(INPUT RECORDS):

:::::

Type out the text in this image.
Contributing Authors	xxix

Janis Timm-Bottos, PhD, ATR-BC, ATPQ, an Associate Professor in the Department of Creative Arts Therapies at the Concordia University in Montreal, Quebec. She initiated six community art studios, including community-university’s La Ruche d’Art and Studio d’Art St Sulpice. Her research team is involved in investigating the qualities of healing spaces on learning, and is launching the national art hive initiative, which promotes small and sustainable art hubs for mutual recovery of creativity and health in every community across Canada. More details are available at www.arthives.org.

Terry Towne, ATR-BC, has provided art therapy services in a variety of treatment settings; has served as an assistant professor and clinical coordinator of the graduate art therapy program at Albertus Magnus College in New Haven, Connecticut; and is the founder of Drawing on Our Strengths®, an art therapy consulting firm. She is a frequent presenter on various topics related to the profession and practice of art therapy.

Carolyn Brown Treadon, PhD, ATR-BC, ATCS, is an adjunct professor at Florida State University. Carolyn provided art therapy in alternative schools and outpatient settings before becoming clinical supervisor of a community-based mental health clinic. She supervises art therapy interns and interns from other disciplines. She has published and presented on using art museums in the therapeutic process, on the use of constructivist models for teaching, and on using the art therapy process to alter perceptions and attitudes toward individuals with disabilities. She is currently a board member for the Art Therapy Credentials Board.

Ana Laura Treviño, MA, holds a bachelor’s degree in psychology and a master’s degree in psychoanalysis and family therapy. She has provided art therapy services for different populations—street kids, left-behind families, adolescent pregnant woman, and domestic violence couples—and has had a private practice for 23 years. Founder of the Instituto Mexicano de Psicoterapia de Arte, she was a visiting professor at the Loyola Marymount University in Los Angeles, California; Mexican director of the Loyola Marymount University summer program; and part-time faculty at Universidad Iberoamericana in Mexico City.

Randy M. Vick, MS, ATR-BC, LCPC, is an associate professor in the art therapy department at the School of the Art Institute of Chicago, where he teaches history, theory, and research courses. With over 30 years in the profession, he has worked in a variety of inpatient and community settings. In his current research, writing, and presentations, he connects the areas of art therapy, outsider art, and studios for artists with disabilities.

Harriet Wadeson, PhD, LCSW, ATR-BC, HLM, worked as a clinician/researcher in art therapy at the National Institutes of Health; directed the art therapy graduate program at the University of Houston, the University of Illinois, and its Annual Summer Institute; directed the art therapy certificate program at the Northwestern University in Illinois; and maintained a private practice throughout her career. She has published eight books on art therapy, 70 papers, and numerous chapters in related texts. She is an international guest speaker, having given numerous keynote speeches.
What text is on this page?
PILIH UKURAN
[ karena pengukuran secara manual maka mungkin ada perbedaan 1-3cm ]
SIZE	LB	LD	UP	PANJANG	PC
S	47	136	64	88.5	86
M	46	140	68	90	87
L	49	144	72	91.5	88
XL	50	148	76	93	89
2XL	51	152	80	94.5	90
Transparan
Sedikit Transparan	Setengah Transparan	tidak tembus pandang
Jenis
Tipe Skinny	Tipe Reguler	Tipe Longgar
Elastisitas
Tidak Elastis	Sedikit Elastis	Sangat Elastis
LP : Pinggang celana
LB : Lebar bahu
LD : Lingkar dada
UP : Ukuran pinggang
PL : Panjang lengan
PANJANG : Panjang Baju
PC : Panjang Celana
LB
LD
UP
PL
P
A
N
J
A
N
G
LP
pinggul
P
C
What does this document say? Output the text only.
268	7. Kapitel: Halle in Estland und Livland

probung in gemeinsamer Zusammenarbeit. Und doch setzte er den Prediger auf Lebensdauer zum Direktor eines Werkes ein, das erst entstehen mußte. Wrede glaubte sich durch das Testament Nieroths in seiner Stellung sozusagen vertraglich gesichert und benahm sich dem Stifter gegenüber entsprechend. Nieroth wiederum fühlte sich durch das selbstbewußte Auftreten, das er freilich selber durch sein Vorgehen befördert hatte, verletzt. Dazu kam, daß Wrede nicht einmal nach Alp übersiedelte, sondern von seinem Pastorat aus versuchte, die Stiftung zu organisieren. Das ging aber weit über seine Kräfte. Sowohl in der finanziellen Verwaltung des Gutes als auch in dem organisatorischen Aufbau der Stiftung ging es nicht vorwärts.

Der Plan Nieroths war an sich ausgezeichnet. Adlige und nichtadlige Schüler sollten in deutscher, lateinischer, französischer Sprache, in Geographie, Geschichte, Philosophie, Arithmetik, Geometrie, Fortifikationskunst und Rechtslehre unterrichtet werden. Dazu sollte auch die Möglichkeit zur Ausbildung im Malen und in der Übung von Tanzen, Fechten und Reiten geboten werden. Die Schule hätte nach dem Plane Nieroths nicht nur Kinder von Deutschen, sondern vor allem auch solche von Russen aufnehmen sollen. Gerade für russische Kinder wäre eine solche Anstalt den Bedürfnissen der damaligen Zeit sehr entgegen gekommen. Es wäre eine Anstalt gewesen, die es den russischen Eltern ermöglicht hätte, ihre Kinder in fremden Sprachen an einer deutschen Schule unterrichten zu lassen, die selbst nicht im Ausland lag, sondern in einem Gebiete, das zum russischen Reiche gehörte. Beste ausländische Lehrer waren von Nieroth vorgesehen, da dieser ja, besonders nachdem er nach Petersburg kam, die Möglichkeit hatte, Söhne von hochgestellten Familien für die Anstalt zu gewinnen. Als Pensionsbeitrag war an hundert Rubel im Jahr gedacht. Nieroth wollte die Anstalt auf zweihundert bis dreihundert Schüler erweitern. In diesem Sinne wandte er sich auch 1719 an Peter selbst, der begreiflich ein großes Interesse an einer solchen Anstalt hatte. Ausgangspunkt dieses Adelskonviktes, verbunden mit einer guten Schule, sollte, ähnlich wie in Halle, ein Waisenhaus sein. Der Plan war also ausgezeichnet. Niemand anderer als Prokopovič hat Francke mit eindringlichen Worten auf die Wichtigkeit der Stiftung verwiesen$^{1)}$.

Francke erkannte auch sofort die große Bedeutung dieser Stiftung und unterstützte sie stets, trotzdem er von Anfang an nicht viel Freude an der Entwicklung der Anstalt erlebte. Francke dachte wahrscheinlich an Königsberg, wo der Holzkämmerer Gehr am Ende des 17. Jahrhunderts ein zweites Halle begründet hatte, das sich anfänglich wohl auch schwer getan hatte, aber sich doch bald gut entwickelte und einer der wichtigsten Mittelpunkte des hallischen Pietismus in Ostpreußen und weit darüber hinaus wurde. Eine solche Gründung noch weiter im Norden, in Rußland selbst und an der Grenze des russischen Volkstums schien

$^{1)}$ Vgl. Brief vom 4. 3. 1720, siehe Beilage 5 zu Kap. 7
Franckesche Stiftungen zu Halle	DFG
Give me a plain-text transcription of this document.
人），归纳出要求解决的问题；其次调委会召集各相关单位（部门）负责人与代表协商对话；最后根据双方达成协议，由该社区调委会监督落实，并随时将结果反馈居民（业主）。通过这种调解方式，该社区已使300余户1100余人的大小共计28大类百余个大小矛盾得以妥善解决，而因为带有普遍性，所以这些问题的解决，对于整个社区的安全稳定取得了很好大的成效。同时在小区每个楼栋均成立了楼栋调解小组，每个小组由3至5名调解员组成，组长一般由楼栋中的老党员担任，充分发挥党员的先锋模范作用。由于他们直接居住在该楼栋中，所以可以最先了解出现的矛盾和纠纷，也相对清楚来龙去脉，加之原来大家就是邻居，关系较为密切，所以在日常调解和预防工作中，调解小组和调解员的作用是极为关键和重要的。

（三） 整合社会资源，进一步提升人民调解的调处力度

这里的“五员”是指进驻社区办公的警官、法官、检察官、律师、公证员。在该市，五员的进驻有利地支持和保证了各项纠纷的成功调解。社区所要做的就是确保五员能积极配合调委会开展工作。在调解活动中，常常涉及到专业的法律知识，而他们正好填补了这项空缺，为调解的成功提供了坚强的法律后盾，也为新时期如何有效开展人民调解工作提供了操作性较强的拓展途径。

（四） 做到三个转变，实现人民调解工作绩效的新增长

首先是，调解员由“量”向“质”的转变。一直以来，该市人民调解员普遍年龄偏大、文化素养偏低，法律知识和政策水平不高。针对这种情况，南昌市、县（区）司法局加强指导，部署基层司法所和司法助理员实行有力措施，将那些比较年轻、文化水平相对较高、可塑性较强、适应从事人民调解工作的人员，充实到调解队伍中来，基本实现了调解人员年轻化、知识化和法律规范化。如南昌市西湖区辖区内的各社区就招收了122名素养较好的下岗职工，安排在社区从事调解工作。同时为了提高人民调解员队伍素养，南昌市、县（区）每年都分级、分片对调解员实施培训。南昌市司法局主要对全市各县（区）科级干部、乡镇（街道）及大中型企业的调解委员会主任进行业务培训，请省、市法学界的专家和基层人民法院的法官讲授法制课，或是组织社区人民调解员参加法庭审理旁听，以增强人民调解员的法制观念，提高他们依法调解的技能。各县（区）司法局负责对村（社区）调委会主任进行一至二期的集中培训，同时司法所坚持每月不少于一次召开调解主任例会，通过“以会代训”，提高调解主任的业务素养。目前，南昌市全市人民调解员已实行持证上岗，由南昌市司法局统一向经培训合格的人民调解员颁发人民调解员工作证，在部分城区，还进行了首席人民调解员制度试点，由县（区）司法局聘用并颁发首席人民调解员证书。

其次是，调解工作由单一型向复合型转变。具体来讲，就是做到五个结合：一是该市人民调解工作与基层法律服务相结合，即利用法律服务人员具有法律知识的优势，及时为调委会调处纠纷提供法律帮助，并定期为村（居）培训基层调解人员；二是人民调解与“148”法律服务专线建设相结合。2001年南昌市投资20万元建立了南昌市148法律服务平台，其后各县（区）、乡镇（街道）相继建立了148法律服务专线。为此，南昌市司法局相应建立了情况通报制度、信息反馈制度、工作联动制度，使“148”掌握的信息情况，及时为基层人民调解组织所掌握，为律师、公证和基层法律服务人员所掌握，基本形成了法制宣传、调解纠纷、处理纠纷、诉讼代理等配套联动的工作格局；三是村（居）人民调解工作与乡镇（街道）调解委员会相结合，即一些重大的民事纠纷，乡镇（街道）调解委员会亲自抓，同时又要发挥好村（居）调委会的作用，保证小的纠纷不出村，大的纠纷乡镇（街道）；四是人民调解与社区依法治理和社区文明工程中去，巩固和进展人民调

:::::

(STATED GOAL):
Gather from the data above every line with the string "document".

(SOLVED PROBLEM):
What does this document say? Output the text only.
Give me a plain-text transcription of this document.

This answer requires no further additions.